Saved entries:
--------------------------------------------------

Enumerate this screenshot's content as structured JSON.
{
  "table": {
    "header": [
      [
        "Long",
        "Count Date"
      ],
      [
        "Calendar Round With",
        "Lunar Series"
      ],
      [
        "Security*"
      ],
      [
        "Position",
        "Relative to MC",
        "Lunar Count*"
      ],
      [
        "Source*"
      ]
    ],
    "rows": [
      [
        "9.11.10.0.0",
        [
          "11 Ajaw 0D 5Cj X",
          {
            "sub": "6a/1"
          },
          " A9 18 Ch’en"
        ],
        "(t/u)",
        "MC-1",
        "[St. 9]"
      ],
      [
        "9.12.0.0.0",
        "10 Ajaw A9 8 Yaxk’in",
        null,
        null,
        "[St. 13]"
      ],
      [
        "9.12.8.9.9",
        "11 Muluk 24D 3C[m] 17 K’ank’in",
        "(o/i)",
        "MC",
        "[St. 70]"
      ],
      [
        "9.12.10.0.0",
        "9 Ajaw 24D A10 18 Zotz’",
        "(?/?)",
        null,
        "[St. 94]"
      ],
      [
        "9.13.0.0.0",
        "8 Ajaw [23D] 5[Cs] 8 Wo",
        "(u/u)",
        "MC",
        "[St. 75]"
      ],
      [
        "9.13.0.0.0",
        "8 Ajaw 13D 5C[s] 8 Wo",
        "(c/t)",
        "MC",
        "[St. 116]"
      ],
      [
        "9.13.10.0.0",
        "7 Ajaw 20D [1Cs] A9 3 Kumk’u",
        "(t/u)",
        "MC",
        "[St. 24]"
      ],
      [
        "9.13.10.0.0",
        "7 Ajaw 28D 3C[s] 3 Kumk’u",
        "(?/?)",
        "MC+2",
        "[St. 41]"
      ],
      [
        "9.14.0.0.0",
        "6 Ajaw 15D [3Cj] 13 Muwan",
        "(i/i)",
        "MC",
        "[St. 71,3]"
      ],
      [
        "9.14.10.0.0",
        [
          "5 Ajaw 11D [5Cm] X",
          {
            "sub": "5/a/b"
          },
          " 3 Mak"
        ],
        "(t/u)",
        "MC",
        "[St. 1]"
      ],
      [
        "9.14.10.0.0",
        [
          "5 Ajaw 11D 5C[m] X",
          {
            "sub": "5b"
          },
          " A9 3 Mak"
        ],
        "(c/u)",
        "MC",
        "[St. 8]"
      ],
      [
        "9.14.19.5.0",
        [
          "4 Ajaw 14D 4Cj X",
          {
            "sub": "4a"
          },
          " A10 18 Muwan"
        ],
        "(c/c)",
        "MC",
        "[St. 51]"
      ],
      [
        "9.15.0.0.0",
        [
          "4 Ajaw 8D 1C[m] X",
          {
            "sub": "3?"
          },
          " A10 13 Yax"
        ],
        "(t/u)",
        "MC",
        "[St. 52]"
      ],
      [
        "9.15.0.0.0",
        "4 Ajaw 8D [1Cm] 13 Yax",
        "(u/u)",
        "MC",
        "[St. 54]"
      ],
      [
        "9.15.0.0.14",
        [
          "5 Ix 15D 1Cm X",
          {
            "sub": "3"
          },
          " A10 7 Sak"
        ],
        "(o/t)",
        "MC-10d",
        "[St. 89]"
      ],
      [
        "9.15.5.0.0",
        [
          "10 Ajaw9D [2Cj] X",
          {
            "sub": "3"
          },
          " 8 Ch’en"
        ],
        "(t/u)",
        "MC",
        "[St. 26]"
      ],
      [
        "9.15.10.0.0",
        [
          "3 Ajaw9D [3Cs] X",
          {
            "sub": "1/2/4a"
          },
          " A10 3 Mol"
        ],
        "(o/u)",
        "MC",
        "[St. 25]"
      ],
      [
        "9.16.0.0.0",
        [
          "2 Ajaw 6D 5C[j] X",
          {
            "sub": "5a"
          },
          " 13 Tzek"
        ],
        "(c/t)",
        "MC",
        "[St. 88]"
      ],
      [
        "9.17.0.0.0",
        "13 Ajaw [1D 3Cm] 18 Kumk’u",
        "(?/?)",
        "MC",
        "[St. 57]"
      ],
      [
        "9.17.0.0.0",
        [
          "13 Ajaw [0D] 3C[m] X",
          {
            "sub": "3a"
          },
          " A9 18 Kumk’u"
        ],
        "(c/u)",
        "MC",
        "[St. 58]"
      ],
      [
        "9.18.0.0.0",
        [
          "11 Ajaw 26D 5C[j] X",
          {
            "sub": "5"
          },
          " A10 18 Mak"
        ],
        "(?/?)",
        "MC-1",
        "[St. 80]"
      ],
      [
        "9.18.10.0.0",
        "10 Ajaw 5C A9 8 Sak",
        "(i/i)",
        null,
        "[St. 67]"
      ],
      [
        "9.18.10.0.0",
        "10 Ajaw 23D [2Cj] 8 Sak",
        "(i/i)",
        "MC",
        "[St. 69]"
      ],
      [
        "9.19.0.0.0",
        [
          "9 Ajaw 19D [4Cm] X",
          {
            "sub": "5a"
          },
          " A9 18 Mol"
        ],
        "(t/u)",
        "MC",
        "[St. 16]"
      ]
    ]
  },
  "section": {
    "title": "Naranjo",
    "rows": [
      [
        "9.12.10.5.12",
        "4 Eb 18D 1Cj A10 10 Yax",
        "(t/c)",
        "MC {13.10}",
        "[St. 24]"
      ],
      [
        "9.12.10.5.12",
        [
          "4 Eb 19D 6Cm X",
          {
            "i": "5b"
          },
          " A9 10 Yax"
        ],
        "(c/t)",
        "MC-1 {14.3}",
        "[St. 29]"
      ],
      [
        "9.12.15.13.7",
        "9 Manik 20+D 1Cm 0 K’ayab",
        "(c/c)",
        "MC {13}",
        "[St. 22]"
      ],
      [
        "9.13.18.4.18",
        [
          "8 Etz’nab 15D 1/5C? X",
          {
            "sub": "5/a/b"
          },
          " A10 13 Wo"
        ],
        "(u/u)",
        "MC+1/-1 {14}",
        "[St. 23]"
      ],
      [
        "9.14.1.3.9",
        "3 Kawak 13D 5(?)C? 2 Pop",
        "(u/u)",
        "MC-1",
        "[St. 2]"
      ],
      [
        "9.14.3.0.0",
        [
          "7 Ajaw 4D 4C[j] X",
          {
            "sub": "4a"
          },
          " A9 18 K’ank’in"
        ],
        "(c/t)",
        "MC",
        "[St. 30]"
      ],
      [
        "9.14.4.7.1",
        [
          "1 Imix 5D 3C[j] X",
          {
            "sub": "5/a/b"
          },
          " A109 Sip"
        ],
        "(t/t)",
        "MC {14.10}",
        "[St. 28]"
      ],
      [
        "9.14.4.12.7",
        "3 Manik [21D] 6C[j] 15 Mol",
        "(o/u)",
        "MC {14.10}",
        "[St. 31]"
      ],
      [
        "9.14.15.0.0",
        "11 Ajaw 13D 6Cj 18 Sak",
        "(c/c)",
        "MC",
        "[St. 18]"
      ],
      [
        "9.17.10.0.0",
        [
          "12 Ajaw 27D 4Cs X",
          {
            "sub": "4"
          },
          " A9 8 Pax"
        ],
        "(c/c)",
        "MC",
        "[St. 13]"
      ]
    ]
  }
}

--------------------------------------------------

DIRECTIONS FOR THIS TASK: Repeat the data precisely, line by line.

OUTPUT BELOW:
Enumerate this screenshot's content as structured JSON.
{
  "table": {
    "header": [
      [
        "Long",
        "Count Date"
      ],
      [
        "Calendar Round With",
        "Lunar Series"
      ],
      [
        "Security*"
      ],
      [
        "Position",
        "Relative to MC",
        "Lunar Count*"
      ],
      [
        "Source*"
      ]
    ],
    "rows": [
      [
        "9.11.10.0.0",
        [
          "11 Ajaw 0D 5Cj X",
          {
            "sub": "6a/1"
          },
          " A9 18 Ch’en"
        ],
        "(t/u)",
        "MC-1",
        "[St. 9]"
      ],
      [
        "9.12.0.0.0",
        "10 Ajaw A9 8 Yaxk’in",
        null,
        null,
        "[St. 13]"
      ],
      [
        "9.12.8.9.9",
        "11 Muluk 24D 3C[m] 17 K’ank’in",
        "(o/i)",
        "MC",
        "[St. 70]"
      ],
      [
        "9.12.10.0.0",
        "9 Ajaw 24D A10 18 Zotz’",
        "(?/?)",
        null,
        "[St. 94]"
      ],
      [
        "9.13.0.0.0",
        "8 Ajaw [23D] 5[Cs] 8 Wo",
        "(u/u)",
        "MC",
        "[St. 75]"
      ],
      [
        "9.13.0.0.0",
        "8 Ajaw 13D 5C[s] 8 Wo",
        "(c/t)",
        "MC",
        "[St. 116]"
      ],
      [
        "9.13.10.0.0",
        "7 Ajaw 20D [1Cs] A9 3 Kumk’u",
        "(t/u)",
        "MC",
        "[St. 24]"
      ],
      [
        "9.13.10.0.0",
        "7 Ajaw 28D 3C[s] 3 Kumk’u",
        "(?/?)",
        "MC+2",
        "[St. 41]"
      ],
      [
        "9.14.0.0.0",
        "6 Ajaw 15D [3Cj] 13 Muwan",
        "(i/i)",
        "MC",
        "[St. 71,3]"
      ],
      [
        "9.14.10.0.0",
        [
          "5 Ajaw 11D [5Cm] X",
          {
            "sub": "5/a/b"
          },
          " 3 Mak"
        ],
        "(t/u)",
        "MC",
        "[St. 1]"
      ],
      [
        "9.14.10.0.0",
        [
          "5 Ajaw 11D 5C[m] X",
          {
            "sub": "5b"
          },
          " A9 3 Mak"
        ],
        "(c/u)",
        "MC",
        "[St. 8]"
      ],
      [
        "9.14.19.5.0",
        [
          "4 Ajaw 14D 4Cj X",
          {
            "sub": "4a"
          },
          " A10 18 Muwan"
        ],
        "(c/c)",
        "MC",
        "[St. 51]"
      ],
      [
        "9.15.0.0.0",
        [
          "4 Ajaw 8D 1C[m] X",
          {
            "sub": "3?"
          },
          " A10 13 Yax"
        ],
        "(t/u)",
        "MC",
        "[St. 52]"
      ],
      [
        "9.15.0.0.0",
        "4 Ajaw 8D [1Cm] 13 Yax",
        "(u/u)",
        "MC",
        "[St. 54]"
      ],
      [
        "9.15.0.0.14",
        [
          "5 Ix 15D 1Cm X",
          {
            "sub": "3"
          },
          " A10 7 Sak"
        ],
        "(o/t)",
        "MC-10d",
        "[St. 89]"
      ],
      [
        "9.15.5.0.0",
        [
          "10 Ajaw9D [2Cj] X",
          {
            "sub": "3"
          },
          " 8 Ch’en"
        ],
        "(t/u)",
        "MC",
        "[St. 26]"
      ],
      [
        "9.15.10.0.0",
        [
          "3 Ajaw9D [3Cs] X",
          {
            "sub": "1/2/4a"
          },
          " A10 3 Mol"
        ],
        "(o/u)",
        "MC",
        "[St. 25]"
      ],
      [
        "9.16.0.0.0",
        [
          "2 Ajaw 6D 5C[j] X",
          {
            "sub": "5a"
          },
          " 13 Tzek"
        ],
        "(c/t)",
        "MC",
        "[St. 88]"
      ],
      [
        "9.17.0.0.0",
        "13 Ajaw [1D 3Cm] 18 Kumk’u",
        "(?/?)",
        "MC",
        "[St. 57]"
      ],
      [
        "9.17.0.0.0",
        [
          "13 Ajaw [0D] 3C[m] X",
          {
            "sub": "3a"
          },
          " A9 18 Kumk’u"
        ],
        "(c/u)",
        "MC",
        "[St. 58]"
      ],
      [
        "9.18.0.0.0",
        [
          "11 Ajaw 26D 5C[j] X",
          {
            "sub": "5"
          },
          " A10 18 Mak"
        ],
        "(?/?)",
        "MC-1",
        "[St. 80]"
      ],
      [
        "9.18.10.0.0",
        "10 Ajaw 5C A9 8 Sak",
        "(i/i)",
        null,
        "[St. 67]"
      ],
      [
        "9.18.10.0.0",
        "10 Ajaw 23D [2Cj] 8 Sak",
        "(i/i)",
        "MC",
        "[St. 69]"
      ],
      [
        "9.19.0.0.0",
        [
          "9 Ajaw 19D [4Cm] X",
          {
            "sub": "5a"
          },
          " A9 18 Mol"
        ],
        "(t/u)",
        "MC",
        "[St. 16]"
      ]
    ]
  },
  "section": {
    "title": "Naranjo",
    "rows": [
      [
        "9.12.10.5.12",
        "4 Eb 18D 1Cj A10 10 Yax",
        "(t/c)",
        "MC {13.10}",
        "[St. 24]"
      ],
      [
        "9.12.10.5.12",
        [
          "4 Eb 19D 6Cm X",
          {
            "i": "5b"
          },
          " A9 10 Yax"
        ],
        "(c/t)",
        "MC-1 {14.3}",
        "[St. 29]"
      ],
      [
        "9.12.15.13.7",
        "9 Manik 20+D 1Cm 0 K’ayab",
        "(c/c)",
        "MC {13}",
        "[St. 22]"
      ],
      [
        "9.13.18.4.18",
        [
          "8 Etz’nab 15D 1/5C? X",
          {
            "sub": "5/a/b"
          },
          " A10 13 Wo"
        ],
        "(u/u)",
        "MC+1/-1 {14}",
        "[St. 23]"
      ],
      [
        "9.14.1.3.9",
        "3 Kawak 13D 5(?)C? 2 Pop",
        "(u/u)",
        "MC-1",
        "[St. 2]"
      ],
      [
        "9.14.3.0.0",
        [
          "7 Ajaw 4D 4C[j] X",
          {
            "sub": "4a"
          },
          " A9 18 K’ank’in"
        ],
        "(c/t)",
        "MC",
        "[St. 30]"
      ],
      [
        "9.14.4.7.1",
        [
          "1 Imix 5D 3C[j] X",
          {
            "sub": "5/a/b"
          },
          " A109 Sip"
        ],
        "(t/t)",
        "MC {14.10}",
        "[St. 28]"
      ],
      [
        "9.14.4.12.7",
        "3 Manik [21D] 6C[j] 15 Mol",
        "(o/u)",
        "MC {14.10}",
        "[St. 31]"
      ],
      [
        "9.14.15.0.0",
        "11 Ajaw 13D 6Cj 18 Sak",
        "(c/c)",
        "MC",
        "[St. 18]"
      ],
      [
        "9.17.10.0.0",
        [
          "12 Ajaw 27D 4Cs X",
          {
            "sub": "4"
          },
          " A9 8 Pax"
        ],
        "(c/c)",
        "MC",
        "[St. 13]"
      ]
    ]
  }
}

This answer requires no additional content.